Task brief: Rewrite the listing below with every "figure" changed to "drawing", keeping everything else the same.

Items:

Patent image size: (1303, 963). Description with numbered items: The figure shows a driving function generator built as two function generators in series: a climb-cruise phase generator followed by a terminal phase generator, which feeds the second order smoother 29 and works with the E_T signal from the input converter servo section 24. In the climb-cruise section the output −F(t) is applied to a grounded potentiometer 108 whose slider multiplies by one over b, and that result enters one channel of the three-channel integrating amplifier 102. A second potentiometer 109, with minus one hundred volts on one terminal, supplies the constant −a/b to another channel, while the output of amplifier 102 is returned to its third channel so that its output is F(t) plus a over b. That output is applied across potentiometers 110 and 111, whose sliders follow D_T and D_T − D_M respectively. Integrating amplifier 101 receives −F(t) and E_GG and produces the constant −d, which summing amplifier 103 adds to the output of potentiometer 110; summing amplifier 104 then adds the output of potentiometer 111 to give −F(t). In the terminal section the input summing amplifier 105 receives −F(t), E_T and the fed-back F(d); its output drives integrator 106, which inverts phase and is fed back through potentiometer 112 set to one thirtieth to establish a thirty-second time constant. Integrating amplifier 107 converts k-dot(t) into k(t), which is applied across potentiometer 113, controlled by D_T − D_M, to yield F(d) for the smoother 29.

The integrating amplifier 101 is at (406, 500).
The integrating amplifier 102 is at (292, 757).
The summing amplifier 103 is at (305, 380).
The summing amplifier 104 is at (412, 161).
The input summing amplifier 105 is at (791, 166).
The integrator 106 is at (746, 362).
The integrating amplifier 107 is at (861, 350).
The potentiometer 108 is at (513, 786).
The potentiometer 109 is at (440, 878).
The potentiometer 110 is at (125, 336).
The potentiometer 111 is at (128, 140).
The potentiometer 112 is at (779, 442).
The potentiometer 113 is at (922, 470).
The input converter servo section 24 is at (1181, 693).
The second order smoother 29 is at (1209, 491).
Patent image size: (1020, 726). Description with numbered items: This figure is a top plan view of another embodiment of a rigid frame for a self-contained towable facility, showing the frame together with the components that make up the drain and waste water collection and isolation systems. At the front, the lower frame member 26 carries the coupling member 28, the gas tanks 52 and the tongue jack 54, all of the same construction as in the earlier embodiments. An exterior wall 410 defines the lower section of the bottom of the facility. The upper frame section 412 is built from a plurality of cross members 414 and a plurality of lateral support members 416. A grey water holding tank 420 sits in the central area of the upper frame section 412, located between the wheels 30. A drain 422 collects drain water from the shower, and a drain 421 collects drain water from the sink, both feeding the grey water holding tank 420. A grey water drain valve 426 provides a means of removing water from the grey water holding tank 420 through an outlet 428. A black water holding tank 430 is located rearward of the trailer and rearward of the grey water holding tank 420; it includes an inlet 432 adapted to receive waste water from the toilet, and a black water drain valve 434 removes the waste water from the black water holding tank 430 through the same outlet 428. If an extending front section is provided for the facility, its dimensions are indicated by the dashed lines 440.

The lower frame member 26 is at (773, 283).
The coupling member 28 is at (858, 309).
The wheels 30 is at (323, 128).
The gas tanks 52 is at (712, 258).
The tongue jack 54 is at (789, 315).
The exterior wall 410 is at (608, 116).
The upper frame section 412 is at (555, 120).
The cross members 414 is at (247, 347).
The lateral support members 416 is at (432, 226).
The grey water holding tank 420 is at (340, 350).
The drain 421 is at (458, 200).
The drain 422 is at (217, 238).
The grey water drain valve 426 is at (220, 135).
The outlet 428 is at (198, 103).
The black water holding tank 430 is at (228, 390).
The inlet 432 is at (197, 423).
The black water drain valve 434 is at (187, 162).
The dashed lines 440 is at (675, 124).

Output:
Patent image size: (1303, 963). Description with numbered items: The drawing shows a driving function generator built as two function generators in series: a climb-cruise phase generator followed by a terminal phase generator, which feeds the second order smoother 29 and works with the E_T signal from the input converter servo section 24. In the climb-cruise section the output −F(t) is applied to a grounded potentiometer 108 whose slider multiplies by one over b, and that result enters one channel of the three-channel integrating amplifier 102. A second potentiometer 109, with minus one hundred volts on one terminal, supplies the constant −a/b to another channel, while the output of amplifier 102 is returned to its third channel so that its output is F(t) plus a over b. That output is applied across potentiometers 110 and 111, whose sliders follow D_T and D_T − D_M respectively. Integrating amplifier 101 receives −F(t) and E_GG and produces the constant −d, which summing amplifier 103 adds to the output of potentiometer 110; summing amplifier 104 then adds the output of potentiometer 111 to give −F(t). In the terminal section the input summing amplifier 105 receives −F(t), E_T and the fed-back F(d); its output drives integrator 106, which inverts phase and is fed back through potentiometer 112 set to one thirtieth to establish a thirty-second time constant. Integrating amplifier 107 converts k-dot(t) into k(t), which is applied across potentiometer 113, controlled by D_T − D_M, to yield F(d) for the smoother 29.

The integrating amplifier 101 is at (406, 500).
The integrating amplifier 102 is at (292, 757).
The summing amplifier 103 is at (305, 380).
The summing amplifier 104 is at (412, 161).
The input summing amplifier 105 is at (791, 166).
The integrator 106 is at (746, 362).
The integrating amplifier 107 is at (861, 350).
The potentiometer 108 is at (513, 786).
The potentiometer 109 is at (440, 878).
The potentiometer 110 is at (125, 336).
The potentiometer 111 is at (128, 140).
The potentiometer 112 is at (779, 442).
The potentiometer 113 is at (922, 470).
The input converter servo section 24 is at (1181, 693).
The second order smoother 29 is at (1209, 491).
Patent image size: (1020, 726). Description with numbered items: This drawing is a top plan view of another embodiment of a rigid frame for a self-contained towable facility, showing the frame together with the components that make up the drain and waste water collection and isolation systems. At the front, the lower frame member 26 carries the coupling member 28, the gas tanks 52 and the tongue jack 54, all of the same construction as in the earlier embodiments. An exterior wall 410 defines the lower section of the bottom of the facility. The upper frame section 412 is built from a plurality of cross members 414 and a plurality of lateral support members 416. A grey water holding tank 420 sits in the central area of the upper frame section 412, located between the wheels 30. A drain 422 collects drain water from the shower, and a drain 421 collects drain water from the sink, both feeding the grey water holding tank 420. A grey water drain valve 426 provides a means of removing water from the grey water holding tank 420 through an outlet 428. A black water holding tank 430 is located rearward of the trailer and rearward of the grey water holding tank 420; it includes an inlet 432 adapted to receive waste water from the toilet, and a black water drain valve 434 removes the waste water from the black water holding tank 430 through the same outlet 428. If an extending front section is provided for the facility, its dimensions are indicated by the dashed lines 440.

The lower frame member 26 is at (773, 283).
The coupling member 28 is at (858, 309).
The wheels 30 is at (323, 128).
The gas tanks 52 is at (712, 258).
The tongue jack 54 is at (789, 315).
The exterior wall 410 is at (608, 116).
The upper frame section 412 is at (555, 120).
The cross members 414 is at (247, 347).
The lateral support members 416 is at (432, 226).
The grey water holding tank 420 is at (340, 350).
The drain 421 is at (458, 200).
The drain 422 is at (217, 238).
The grey water drain valve 426 is at (220, 135).
The outlet 428 is at (198, 103).
The black water holding tank 430 is at (228, 390).
The inlet 432 is at (197, 423).
The black water drain valve 434 is at (187, 162).
The dashed lines 440 is at (675, 124).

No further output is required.